▶ **Records provided**
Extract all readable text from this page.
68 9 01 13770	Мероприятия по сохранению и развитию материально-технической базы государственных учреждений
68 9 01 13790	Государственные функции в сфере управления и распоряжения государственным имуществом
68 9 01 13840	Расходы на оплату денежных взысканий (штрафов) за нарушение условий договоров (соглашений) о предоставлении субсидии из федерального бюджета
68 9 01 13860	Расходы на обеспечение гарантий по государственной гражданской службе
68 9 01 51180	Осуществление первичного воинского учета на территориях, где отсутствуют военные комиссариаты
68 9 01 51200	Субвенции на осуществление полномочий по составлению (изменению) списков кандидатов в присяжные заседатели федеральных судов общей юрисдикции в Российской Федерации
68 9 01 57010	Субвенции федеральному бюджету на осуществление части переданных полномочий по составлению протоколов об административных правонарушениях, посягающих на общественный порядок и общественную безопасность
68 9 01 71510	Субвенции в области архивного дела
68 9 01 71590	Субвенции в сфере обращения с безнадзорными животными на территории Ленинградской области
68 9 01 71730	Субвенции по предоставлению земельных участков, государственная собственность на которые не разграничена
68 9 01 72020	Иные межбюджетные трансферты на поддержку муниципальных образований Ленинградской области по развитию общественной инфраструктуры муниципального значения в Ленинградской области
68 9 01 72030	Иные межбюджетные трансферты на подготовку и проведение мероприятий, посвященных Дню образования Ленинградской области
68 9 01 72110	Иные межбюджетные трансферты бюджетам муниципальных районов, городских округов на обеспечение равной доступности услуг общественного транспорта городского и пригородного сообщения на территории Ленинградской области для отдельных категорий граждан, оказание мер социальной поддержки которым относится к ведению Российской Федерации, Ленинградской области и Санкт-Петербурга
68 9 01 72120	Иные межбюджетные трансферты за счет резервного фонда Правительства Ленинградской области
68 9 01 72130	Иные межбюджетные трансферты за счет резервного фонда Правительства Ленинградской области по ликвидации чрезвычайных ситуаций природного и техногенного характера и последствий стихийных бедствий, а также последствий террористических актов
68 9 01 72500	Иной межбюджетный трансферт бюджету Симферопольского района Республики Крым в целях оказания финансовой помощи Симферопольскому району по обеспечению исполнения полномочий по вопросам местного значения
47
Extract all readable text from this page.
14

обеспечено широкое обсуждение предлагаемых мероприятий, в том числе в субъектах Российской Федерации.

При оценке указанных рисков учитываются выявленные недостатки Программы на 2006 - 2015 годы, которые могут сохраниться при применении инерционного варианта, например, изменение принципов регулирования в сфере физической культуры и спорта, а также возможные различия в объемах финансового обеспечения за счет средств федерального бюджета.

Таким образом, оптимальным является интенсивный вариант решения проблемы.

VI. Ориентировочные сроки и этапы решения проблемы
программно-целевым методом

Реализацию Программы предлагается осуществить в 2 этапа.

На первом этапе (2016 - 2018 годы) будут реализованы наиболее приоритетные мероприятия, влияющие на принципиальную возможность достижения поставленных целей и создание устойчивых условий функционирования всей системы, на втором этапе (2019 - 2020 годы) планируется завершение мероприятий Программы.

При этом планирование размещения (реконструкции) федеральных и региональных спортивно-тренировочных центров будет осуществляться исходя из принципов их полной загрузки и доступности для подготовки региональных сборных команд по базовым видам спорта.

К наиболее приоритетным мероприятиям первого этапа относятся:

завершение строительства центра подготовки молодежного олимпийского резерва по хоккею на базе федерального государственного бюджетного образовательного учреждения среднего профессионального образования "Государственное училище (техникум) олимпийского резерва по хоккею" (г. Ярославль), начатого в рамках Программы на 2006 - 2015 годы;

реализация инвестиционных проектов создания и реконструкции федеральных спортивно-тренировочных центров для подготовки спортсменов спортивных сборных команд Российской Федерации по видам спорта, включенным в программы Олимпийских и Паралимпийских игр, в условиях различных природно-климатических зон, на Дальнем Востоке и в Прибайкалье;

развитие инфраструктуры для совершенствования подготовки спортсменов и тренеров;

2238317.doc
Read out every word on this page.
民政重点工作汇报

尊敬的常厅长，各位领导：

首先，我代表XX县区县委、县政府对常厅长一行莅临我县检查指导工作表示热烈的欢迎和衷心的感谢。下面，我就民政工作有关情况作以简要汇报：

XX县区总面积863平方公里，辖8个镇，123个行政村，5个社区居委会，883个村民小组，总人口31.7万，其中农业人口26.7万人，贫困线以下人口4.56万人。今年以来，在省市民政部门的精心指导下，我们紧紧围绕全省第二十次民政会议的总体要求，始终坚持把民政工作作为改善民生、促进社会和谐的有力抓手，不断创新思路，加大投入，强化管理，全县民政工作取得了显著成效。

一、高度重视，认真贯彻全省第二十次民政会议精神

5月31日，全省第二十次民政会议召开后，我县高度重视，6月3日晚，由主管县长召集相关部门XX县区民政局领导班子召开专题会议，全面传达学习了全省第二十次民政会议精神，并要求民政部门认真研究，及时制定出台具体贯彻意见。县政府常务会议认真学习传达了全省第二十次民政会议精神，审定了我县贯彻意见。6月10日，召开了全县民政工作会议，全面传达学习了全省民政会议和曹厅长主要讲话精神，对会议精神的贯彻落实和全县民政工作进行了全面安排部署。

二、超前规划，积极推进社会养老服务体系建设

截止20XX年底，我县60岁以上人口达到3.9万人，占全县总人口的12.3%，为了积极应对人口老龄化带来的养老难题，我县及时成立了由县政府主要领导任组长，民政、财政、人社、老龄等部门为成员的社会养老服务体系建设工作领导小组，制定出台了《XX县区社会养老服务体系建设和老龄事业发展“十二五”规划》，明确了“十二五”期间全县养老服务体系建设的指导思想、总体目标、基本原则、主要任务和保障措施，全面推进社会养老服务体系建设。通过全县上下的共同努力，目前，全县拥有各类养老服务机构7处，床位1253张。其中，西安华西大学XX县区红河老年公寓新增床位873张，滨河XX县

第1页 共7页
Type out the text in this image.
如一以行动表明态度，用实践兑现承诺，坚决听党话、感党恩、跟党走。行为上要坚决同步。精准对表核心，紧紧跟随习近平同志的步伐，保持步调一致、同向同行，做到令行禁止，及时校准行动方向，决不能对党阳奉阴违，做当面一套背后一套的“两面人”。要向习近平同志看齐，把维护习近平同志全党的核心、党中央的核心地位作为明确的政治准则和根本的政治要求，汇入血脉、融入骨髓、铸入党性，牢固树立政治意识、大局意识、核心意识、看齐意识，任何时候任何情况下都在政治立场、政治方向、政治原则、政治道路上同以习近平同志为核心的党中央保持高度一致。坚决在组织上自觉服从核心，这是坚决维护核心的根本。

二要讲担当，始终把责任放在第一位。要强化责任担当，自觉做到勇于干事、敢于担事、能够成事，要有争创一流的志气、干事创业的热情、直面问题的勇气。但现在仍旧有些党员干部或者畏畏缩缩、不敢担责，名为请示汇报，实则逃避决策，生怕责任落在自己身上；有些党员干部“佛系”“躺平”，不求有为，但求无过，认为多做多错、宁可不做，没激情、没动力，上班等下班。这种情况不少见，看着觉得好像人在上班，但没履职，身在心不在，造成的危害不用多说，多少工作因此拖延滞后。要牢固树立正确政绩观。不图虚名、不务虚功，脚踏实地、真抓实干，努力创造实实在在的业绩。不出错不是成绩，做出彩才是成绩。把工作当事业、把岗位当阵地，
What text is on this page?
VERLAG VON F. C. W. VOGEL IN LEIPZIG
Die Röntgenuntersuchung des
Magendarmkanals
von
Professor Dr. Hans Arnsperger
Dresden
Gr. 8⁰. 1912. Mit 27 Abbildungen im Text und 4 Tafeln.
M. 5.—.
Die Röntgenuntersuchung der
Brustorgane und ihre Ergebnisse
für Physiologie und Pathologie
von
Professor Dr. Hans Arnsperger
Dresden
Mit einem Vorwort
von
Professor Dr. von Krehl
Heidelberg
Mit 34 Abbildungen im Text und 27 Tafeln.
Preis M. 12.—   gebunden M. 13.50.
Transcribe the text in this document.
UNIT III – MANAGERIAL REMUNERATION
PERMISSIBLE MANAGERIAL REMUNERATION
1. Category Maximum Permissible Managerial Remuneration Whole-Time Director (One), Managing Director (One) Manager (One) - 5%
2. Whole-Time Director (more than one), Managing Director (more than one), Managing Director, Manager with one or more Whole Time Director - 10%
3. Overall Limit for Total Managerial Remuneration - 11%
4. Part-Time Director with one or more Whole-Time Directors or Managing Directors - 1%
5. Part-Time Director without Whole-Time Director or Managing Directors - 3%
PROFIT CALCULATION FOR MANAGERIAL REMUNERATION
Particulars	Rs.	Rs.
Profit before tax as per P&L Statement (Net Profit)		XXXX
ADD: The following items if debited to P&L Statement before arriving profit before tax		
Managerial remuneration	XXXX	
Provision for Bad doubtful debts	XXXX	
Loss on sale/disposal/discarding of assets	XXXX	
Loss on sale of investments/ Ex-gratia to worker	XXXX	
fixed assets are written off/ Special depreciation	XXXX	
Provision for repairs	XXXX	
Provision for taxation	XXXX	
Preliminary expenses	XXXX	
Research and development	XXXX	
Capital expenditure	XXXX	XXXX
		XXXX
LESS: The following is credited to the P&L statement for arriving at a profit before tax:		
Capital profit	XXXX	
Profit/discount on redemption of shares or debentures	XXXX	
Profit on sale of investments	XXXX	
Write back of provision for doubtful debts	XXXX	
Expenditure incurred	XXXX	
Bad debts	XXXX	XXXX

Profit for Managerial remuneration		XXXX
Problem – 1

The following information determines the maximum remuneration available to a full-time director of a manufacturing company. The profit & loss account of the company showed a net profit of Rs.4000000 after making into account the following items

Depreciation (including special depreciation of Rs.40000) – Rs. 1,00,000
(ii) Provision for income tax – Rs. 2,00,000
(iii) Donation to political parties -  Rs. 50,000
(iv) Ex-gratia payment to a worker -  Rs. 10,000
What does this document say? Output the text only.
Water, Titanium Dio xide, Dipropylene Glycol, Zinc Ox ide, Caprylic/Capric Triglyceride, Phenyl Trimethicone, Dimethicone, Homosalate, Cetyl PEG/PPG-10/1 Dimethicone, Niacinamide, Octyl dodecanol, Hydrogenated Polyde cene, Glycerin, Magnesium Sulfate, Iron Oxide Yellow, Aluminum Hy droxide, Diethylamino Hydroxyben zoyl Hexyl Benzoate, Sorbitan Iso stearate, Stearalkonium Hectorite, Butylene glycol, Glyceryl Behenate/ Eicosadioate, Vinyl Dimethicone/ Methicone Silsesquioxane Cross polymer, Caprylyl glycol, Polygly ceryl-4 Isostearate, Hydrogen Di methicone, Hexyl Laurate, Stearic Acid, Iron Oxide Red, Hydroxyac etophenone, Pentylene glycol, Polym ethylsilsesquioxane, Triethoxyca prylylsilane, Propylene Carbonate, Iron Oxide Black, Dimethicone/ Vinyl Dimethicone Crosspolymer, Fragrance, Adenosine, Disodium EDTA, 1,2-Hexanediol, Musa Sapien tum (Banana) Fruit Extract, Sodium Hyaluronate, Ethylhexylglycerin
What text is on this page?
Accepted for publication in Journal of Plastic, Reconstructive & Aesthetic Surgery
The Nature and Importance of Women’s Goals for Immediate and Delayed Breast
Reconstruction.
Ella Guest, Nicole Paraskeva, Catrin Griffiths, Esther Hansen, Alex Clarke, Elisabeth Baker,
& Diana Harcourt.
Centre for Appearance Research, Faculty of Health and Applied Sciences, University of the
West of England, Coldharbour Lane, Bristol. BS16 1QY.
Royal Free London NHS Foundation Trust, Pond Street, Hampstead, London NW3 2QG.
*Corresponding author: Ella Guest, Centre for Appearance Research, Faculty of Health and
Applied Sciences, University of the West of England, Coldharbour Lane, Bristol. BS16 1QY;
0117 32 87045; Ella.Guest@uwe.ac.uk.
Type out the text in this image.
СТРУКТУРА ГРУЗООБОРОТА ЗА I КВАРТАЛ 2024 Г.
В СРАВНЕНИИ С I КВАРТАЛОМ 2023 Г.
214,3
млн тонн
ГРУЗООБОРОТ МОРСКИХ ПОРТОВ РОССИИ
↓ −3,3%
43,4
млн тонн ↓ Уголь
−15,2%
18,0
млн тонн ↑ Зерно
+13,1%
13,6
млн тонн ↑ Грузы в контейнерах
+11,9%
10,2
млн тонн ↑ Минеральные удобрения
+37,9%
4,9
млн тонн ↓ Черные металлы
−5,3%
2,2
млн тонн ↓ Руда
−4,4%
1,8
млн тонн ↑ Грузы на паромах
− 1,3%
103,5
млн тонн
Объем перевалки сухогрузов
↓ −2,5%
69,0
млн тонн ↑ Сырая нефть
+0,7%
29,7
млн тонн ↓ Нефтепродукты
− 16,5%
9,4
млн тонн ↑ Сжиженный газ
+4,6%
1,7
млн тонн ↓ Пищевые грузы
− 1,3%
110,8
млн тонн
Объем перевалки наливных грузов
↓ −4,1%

▶ **Stated task**
Take each line of the material that contains the word "Tafeln" and list it.

▶ **Response to the exercise**
Gr. 8⁰. 1912. Mit 27 Abbildungen im Text und 4 Tafeln.
Mit 34 Abbildungen im Text und 27 Tafeln.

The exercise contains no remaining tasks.